Task to complete — Pictures are not part of the copy; repeat everything else in the records exactly.

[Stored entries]
● ● ● ● ● ● ●
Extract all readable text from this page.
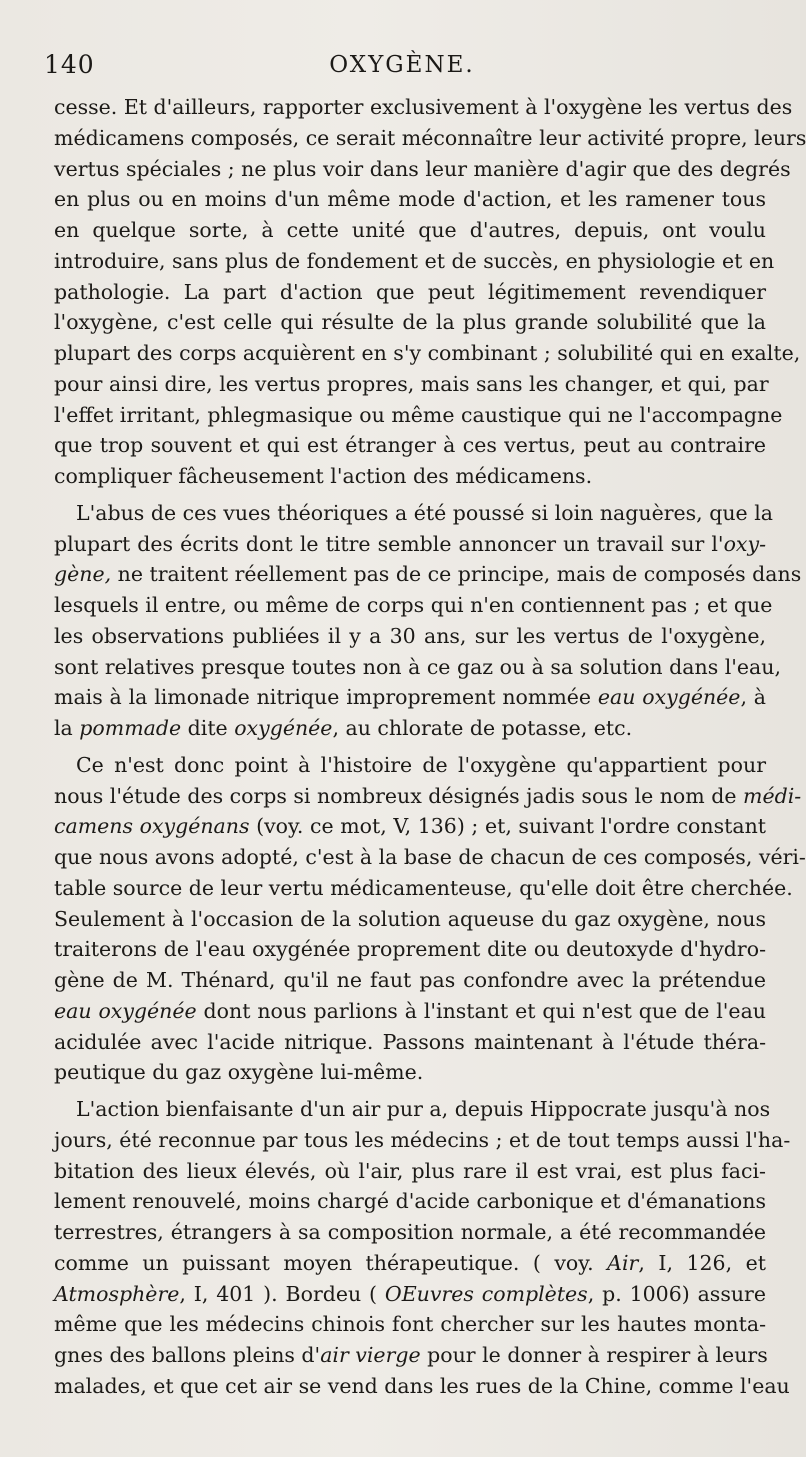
140	OXYGÈNE.
cesse. Et d'ailleurs, rapporter exclusivement à l'oxygène les vertus des
médicamens composés, ce serait méconnaître leur activité propre, leurs
vertus spéciales ; ne plus voir dans leur manière d'agir que des degrés
en plus ou en moins d'un même mode d'action, et les ramener tous
en quelque sorte, à cette unité que d'autres, depuis, ont voulu
introduire, sans plus de fondement et de succès, en physiologie et en
pathologie. La part d'action que peut légitimement revendiquer
l'oxygène, c'est celle qui résulte de la plus grande solubilité que la
plupart des corps acquièrent en s'y combinant ; solubilité qui en exalte,
pour ainsi dire, les vertus propres, mais sans les changer, et qui, par
l'effet irritant, phlegmasique ou même caustique qui ne l'accompagne
que trop souvent et qui est étranger à ces vertus, peut au contraire
compliquer fâcheusement l'action des médicamens.
L'abus de ces vues théoriques a été poussé si loin naguères, que la
plupart des écrits dont le titre semble annoncer un travail sur l'oxy-
gène, ne traitent réellement pas de ce principe, mais de composés dans
lesquels il entre, ou même de corps qui n'en contiennent pas ; et que
les observations publiées il y a 30 ans, sur les vertus de l'oxygène,
sont relatives presque toutes non à ce gaz ou à sa solution dans l'eau,
mais à la limonade nitrique improprement nommée eau oxygénée, à
la pommade dite oxygénée, au chlorate de potasse, etc.
Ce n'est donc point à l'histoire de l'oxygène qu'appartient pour
nous l'étude des corps si nombreux désignés jadis sous le nom de médi-
camens oxygénans (voy. ce mot, V, 136) ; et, suivant l'ordre constant
que nous avons adopté, c'est à la base de chacun de ces composés, véri-
table source de leur vertu médicamenteuse, qu'elle doit être cherchée.
Seulement à l'occasion de la solution aqueuse du gaz oxygène, nous
traiterons de l'eau oxygénée proprement dite ou deutoxyde d'hydro-
gène de M. Thénard, qu'il ne faut pas confondre avec la prétendue
eau oxygénée dont nous parlions à l'instant et qui n'est que de l'eau
acidulée avec l'acide nitrique. Passons maintenant à l'étude théra-
peutique du gaz oxygène lui-même.
L'action bienfaisante d'un air pur a, depuis Hippocrate jusqu'à nos
jours, été reconnue par tous les médecins ; et de tout temps aussi l'ha-
bitation des lieux élevés, où l'air, plus rare il est vrai, est plus faci-
lement renouvelé, moins chargé d'acide carbonique et d'émanations
terrestres, étrangers à sa composition normale, a été recommandée
comme un puissant moyen thérapeutique. ( voy. Air, I, 126, et
Atmosphère, I, 401 ). Bordeu ( OEuvres complètes, p. 1006) assure
même que les médecins chinois font chercher sur les hautes monta-
gnes des ballons pleins d'air vierge pour le donner à respirer à leurs
malades, et que cet air se vend dans les rues de la Chine, comme l'eau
● ● ● ● ● ● ●
Response —
Extract all readable text from this page.
140	OXYGÈNE.
cesse. Et d'ailleurs, rapporter exclusivement à l'oxygène les vertus des
médicamens composés, ce serait méconnaître leur activité propre, leurs
vertus spéciales ; ne plus voir dans leur manière d'agir que des degrés
en plus ou en moins d'un même mode d'action, et les ramener tous
en quelque sorte, à cette unité que d'autres, depuis, ont voulu
introduire, sans plus de fondement et de succès, en physiologie et en
pathologie. La part d'action que peut légitimement revendiquer
l'oxygène, c'est celle qui résulte de la plus grande solubilité que la
plupart des corps acquièrent en s'y combinant ; solubilité qui en exalte,
pour ainsi dire, les vertus propres, mais sans les changer, et qui, par
l'effet irritant, phlegmasique ou même caustique qui ne l'accompagne
que trop souvent et qui est étranger à ces vertus, peut au contraire
compliquer fâcheusement l'action des médicamens.
L'abus de ces vues théoriques a été poussé si loin naguères, que la
plupart des écrits dont le titre semble annoncer un travail sur l'oxy-
gène, ne traitent réellement pas de ce principe, mais de composés dans
lesquels il entre, ou même de corps qui n'en contiennent pas ; et que
les observations publiées il y a 30 ans, sur les vertus de l'oxygène,
sont relatives presque toutes non à ce gaz ou à sa solution dans l'eau,
mais à la limonade nitrique improprement nommée eau oxygénée, à
la pommade dite oxygénée, au chlorate de potasse, etc.
Ce n'est donc point à l'histoire de l'oxygène qu'appartient pour
nous l'étude des corps si nombreux désignés jadis sous le nom de médi-
camens oxygénans (voy. ce mot, V, 136) ; et, suivant l'ordre constant
que nous avons adopté, c'est à la base de chacun de ces composés, véri-
table source de leur vertu médicamenteuse, qu'elle doit être cherchée.
Seulement à l'occasion de la solution aqueuse du gaz oxygène, nous
traiterons de l'eau oxygénée proprement dite ou deutoxyde d'hydro-
gène de M. Thénard, qu'il ne faut pas confondre avec la prétendue
eau oxygénée dont nous parlions à l'instant et qui n'est que de l'eau
acidulée avec l'acide nitrique. Passons maintenant à l'étude théra-
peutique du gaz oxygène lui-même.
L'action bienfaisante d'un air pur a, depuis Hippocrate jusqu'à nos
jours, été reconnue par tous les médecins ; et de tout temps aussi l'ha-
bitation des lieux élevés, où l'air, plus rare il est vrai, est plus faci-
lement renouvelé, moins chargé d'acide carbonique et d'émanations
terrestres, étrangers à sa composition normale, a été recommandée
comme un puissant moyen thérapeutique. ( voy. Air, I, 126, et
Atmosphère, I, 401 ). Bordeu ( OEuvres complètes, p. 1006) assure
même que les médecins chinois font chercher sur les hautes monta-
gnes des ballons pleins d'air vierge pour le donner à respirer à leurs
malades, et que cet air se vend dans les rues de la Chine, comme l'eau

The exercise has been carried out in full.